>> Begin Passage shown

One of the songs I always wanted to sing in my one-woman show was “Duchess” by Scott Walker. It has been one of my favorite songs for years. The first thing I knew about Tragedy was, “I want to sing ‘Duchess’ on stage.” So much of Scott Walker's music is deeply inspirational for me. His music is some of the most baroque and generous and sad and yes... tragic sounds on the earth. And I then coordinated other songs determined by the material of the show. 

Also, including songs that I’ve made up is more part of how I have always performed. Song and singing (namely) acapella has always been a part of my on-stage routine. Playing with musicians and tracks are far newer to me, and I have had amazing guitarists play with me for other iterations of the show, namely, Nate G and Jack Kilmer.

Ruby McCollister

One similarity I noticed between the tragic women/cool girls you highlighted was that all of them were, throughout their lives, visually captured by men (in photographs, on film). What do you think is the relationship between these ideas of tragedy or coolness and the male gaze?
I talk about women who have been captured and rocked by, namely, the Hollywood or "fame" machine: Edie Sedgwick, Marilyn Monroe, Barbara Payton, Karen Carpenter. I think the more you are objectified or just observed on that level it's incredibly hard not to be tragic in some way. The gaze in general turns us tragic, which is why so many of us, I believe, have such an addiction to Tragedy now—because we are living in a constant state of self and mutual surveillance.

I also think that's why as a culture, we are obsessed with more tragic or tabloid-y stories—because we see something of ourselves more and more in these stories of tragic women. You don't have to be an actress to feel like a tragic actress. We all feel a little tragic now.

I don't know if it's inherent to the male gaze but the gaze in general. We have the omniscient feeling of being constantly observed in this contemporary culture, and I really think that's what broke all these girls I talk about. I think they couldn't take being constantly surveilled.

>> End Passage shown

* Objective A:
Answer these questions using the interview passage about the one-woman show:
(i) Which Scott Walker song was always meant to be sung in the show?
(ii) Who are the two guitarists named as having played in other versions of the show?
(iii) According to the passage, what broke all the girls discussed?
* Objective B:
Pull out every line of the listing that contains the string "group". Case counts.

>> Begin Data section

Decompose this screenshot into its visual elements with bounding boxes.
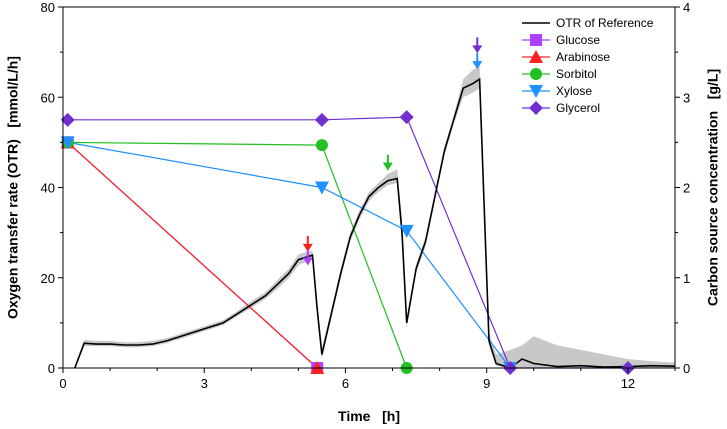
legend-label-arabinose: Arabinose	[556, 50, 610, 64]
legend-item-arabinose: Arabinose	[522, 50, 610, 64]
y-right-tick-label: 4	[683, 0, 690, 15]
legend-label-xylose: Xylose	[556, 84, 592, 98]
y-axis-left-title: Oxygen transfer rate (OTR) [mmol/L/h]	[5, 56, 21, 319]
legend-items: Glucose Arabinose Sorbitol Xylose Glycerol	[522, 33, 610, 115]
annotation-arrow-sorbitol	[382, 154, 393, 171]
data-point-xylose	[60, 136, 75, 150]
series-line-xylose	[67, 141, 511, 369]
legend-item-xylose: Xylose	[522, 84, 592, 98]
annotation-arrows-group	[302, 37, 483, 266]
y-left-tick-label: 20	[41, 271, 55, 286]
x-tick-label: 3	[201, 376, 208, 391]
legend-label-sorbitol: Sorbitol	[556, 67, 597, 81]
y-axis-right-title: Carbon source concentration [g/L]	[705, 69, 721, 306]
legend-marker-sorbitol	[530, 68, 542, 80]
arrow-head	[472, 45, 483, 54]
data-point-xylose	[314, 181, 329, 195]
data-point-glycerol	[60, 112, 75, 127]
arrow-head	[472, 61, 483, 70]
legend-marker-arabinose	[529, 50, 543, 63]
y-left-tick-label: 40	[41, 181, 55, 196]
x-tick-label: 0	[59, 376, 66, 391]
series-line-sorbitol	[67, 141, 408, 369]
y-left-tick-label: 60	[41, 90, 55, 105]
arrow-head	[302, 243, 313, 252]
series-lines-group	[67, 77, 676, 369]
annotation-arrow-arabinose	[302, 235, 313, 252]
annotation-arrow-glycerol	[472, 37, 483, 54]
x-tick-label: 9	[483, 376, 490, 391]
legend-marker-glycerol	[529, 101, 543, 115]
otr-reference-line	[74, 77, 676, 369]
annotation-arrow-glucose	[302, 249, 313, 266]
legend-label-otr-reference: OTR of Reference	[556, 16, 654, 30]
y-right-tick-label: 2	[683, 181, 690, 196]
data-point-glycerol	[399, 110, 414, 125]
legend-marker-glucose	[530, 34, 542, 46]
legend-item-sorbitol: Sorbitol	[522, 67, 597, 81]
legend-item-glucose: Glucose	[522, 33, 600, 47]
annotation-arrow-xylose	[472, 53, 483, 70]
legend-label-glucose: Glucose	[556, 33, 600, 47]
x-axis-title: Time [h]	[338, 408, 400, 424]
y-left-tick-label: 0	[48, 361, 55, 376]
legend-item-glycerol: Glycerol	[522, 101, 600, 115]
data-point-xylose	[399, 224, 414, 238]
legend-marker-xylose	[529, 85, 543, 98]
legend-label-glycerol: Glycerol	[556, 101, 600, 115]
y-left-tick-label: 80	[41, 0, 55, 15]
x-tick-label: 6	[342, 376, 349, 391]
x-tick-label: 12	[621, 376, 635, 391]
arrow-head	[382, 162, 393, 171]
y-right-tick-label: 3	[683, 90, 690, 105]
y-right-tick-label: 1	[683, 271, 690, 286]
data-point-sorbitol	[315, 139, 328, 152]
y-right-tick-label: 0	[683, 361, 690, 376]
series-line-arabinose	[67, 141, 318, 369]
arrow-head	[302, 257, 313, 266]
data-point-glycerol	[314, 112, 329, 127]
legend: OTR of Reference Glucose Arabinose Sorbito…	[522, 16, 654, 115]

>> End Data section

* Task response A:
(i) "Duchess"
(ii) Nate G and Jack Kilmer
(iii) The omniscient feeling of being constantly observed in contemporary culture

* Task response B:
annotation-arrows-group	[302, 37, 483, 266]
series-lines-group	[67, 77, 676, 369]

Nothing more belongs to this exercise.